- _RECORDED INFORMATION_:

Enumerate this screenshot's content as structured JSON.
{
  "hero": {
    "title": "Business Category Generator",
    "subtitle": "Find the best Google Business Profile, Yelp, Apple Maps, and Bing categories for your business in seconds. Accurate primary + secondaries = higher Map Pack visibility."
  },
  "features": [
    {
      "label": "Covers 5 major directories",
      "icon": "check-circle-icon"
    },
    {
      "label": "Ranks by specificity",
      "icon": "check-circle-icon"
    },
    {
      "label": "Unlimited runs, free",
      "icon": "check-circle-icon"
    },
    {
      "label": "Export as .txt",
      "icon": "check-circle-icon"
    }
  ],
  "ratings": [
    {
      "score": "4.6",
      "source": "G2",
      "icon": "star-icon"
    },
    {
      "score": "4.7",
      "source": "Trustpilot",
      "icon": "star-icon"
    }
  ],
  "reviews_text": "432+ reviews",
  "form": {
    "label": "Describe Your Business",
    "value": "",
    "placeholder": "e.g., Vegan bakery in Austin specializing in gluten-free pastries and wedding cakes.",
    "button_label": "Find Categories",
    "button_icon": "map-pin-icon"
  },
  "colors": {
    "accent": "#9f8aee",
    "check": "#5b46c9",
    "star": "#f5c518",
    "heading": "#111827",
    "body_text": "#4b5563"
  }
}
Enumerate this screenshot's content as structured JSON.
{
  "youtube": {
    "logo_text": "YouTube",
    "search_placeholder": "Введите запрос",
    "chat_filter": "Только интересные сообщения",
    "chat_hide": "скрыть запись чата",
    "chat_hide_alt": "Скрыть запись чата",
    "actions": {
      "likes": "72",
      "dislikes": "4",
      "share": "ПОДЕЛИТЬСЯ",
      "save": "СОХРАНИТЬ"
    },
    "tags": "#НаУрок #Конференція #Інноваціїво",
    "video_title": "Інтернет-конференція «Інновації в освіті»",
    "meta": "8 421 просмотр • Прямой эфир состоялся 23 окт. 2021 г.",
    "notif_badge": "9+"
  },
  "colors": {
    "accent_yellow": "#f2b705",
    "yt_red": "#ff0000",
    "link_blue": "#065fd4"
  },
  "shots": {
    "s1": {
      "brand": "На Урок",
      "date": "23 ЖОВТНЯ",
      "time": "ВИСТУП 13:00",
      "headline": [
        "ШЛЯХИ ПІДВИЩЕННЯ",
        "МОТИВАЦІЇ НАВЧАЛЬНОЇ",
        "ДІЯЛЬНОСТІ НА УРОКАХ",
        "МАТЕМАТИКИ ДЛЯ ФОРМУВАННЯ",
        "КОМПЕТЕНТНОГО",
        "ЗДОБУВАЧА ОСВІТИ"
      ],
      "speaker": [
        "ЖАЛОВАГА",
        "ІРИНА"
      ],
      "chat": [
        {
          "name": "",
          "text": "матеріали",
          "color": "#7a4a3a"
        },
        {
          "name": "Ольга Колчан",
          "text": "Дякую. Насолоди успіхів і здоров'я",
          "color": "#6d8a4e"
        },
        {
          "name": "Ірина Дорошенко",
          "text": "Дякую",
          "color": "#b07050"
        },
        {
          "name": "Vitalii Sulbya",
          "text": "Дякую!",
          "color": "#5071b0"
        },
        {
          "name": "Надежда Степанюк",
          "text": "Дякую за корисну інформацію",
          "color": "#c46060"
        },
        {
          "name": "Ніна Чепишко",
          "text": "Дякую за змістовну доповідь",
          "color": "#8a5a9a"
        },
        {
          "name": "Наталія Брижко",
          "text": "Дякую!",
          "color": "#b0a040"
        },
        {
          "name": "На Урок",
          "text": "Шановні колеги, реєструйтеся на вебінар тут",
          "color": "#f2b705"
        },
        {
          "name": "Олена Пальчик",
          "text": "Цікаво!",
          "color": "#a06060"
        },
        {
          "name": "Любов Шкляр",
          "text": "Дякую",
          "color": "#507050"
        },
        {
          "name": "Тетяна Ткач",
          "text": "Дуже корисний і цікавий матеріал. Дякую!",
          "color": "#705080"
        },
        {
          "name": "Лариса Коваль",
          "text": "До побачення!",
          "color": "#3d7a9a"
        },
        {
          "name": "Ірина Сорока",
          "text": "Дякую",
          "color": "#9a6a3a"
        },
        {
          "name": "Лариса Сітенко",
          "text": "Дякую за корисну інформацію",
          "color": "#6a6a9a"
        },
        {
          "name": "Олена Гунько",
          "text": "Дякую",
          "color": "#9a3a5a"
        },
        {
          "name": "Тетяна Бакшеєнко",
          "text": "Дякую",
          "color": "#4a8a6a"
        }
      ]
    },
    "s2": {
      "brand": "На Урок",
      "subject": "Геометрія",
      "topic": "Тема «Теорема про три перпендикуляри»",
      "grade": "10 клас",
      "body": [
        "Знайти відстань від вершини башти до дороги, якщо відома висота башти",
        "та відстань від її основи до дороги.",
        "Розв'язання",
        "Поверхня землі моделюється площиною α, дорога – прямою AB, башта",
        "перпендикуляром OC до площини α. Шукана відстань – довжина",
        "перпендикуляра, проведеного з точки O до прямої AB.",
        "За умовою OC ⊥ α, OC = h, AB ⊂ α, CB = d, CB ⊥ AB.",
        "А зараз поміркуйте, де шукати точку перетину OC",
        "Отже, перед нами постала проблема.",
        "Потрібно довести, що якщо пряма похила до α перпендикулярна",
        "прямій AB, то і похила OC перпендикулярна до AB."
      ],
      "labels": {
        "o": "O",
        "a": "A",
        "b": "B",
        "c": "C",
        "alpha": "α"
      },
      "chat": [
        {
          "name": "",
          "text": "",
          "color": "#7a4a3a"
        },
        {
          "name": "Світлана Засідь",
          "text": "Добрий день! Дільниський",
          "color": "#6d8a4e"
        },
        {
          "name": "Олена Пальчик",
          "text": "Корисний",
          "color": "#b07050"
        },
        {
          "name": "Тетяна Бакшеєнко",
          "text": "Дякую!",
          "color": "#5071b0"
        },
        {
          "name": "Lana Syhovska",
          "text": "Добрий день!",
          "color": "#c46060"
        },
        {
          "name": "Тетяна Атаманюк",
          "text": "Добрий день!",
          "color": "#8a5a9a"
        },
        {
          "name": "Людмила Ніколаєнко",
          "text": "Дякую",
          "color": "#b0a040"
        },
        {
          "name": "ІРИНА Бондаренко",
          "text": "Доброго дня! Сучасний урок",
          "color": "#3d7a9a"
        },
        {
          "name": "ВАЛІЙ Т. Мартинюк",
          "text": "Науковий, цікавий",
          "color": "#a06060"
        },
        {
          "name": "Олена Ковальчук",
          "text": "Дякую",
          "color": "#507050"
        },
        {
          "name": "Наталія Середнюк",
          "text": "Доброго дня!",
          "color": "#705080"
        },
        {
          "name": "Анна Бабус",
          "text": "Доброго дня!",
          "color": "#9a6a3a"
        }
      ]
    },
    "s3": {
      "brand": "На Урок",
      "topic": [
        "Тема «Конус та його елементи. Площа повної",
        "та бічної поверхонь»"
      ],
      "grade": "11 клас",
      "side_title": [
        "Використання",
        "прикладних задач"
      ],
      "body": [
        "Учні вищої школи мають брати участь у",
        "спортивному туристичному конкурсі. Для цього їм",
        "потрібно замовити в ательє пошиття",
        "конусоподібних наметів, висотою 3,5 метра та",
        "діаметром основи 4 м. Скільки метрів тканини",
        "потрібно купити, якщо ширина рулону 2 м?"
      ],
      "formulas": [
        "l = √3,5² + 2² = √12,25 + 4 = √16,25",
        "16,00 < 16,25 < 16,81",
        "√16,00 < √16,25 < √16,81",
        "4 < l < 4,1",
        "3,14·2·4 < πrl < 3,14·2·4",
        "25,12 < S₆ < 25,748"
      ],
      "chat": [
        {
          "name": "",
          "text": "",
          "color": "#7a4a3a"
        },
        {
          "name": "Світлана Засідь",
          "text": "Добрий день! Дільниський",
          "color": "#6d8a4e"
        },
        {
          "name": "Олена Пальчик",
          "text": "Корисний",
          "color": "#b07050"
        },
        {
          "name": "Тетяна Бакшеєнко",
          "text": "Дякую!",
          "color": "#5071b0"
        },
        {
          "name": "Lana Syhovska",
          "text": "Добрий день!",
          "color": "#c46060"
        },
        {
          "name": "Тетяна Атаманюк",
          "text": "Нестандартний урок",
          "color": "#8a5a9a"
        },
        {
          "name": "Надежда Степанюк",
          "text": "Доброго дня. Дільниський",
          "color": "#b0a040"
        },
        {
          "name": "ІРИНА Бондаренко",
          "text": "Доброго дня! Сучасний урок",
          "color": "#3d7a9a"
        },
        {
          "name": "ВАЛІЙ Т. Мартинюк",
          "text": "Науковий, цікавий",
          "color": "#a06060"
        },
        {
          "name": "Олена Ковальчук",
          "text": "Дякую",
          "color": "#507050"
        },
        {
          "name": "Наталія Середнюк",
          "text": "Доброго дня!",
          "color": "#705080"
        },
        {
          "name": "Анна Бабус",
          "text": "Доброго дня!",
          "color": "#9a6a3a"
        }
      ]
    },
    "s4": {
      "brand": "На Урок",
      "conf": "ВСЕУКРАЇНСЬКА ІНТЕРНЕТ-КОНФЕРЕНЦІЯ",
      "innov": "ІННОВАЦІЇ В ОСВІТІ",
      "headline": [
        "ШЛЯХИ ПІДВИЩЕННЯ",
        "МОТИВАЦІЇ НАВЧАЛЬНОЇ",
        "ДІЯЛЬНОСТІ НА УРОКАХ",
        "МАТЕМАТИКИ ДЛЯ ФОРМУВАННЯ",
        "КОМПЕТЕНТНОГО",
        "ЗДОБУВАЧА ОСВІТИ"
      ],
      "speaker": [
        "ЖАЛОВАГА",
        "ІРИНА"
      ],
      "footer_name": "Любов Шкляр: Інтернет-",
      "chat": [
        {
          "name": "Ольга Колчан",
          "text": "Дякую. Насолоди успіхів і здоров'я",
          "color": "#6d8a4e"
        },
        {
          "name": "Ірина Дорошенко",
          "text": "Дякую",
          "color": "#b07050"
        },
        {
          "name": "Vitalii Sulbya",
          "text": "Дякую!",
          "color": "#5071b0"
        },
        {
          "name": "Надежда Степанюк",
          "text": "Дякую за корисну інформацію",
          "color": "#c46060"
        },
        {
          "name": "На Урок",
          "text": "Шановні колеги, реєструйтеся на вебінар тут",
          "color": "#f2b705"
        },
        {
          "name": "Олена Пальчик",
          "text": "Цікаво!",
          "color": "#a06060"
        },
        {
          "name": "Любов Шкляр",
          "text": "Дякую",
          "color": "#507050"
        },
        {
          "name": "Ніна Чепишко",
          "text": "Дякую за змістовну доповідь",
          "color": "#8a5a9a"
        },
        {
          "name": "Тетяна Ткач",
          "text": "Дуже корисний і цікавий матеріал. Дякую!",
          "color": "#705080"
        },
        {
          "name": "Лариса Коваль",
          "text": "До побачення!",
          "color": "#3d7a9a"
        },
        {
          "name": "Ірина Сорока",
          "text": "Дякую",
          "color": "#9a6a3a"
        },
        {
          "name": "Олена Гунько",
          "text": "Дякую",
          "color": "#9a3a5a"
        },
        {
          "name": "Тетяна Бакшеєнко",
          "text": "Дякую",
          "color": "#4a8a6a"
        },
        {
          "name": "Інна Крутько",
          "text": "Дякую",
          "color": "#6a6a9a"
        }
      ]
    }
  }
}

- _TASK DETAILS_:
Using the listing, copy every line where the word "topic" shows up.

- _COMPLETED TASK_:
      "topic": "Тема «Теорема про три перпендикуляри»",
      "topic": [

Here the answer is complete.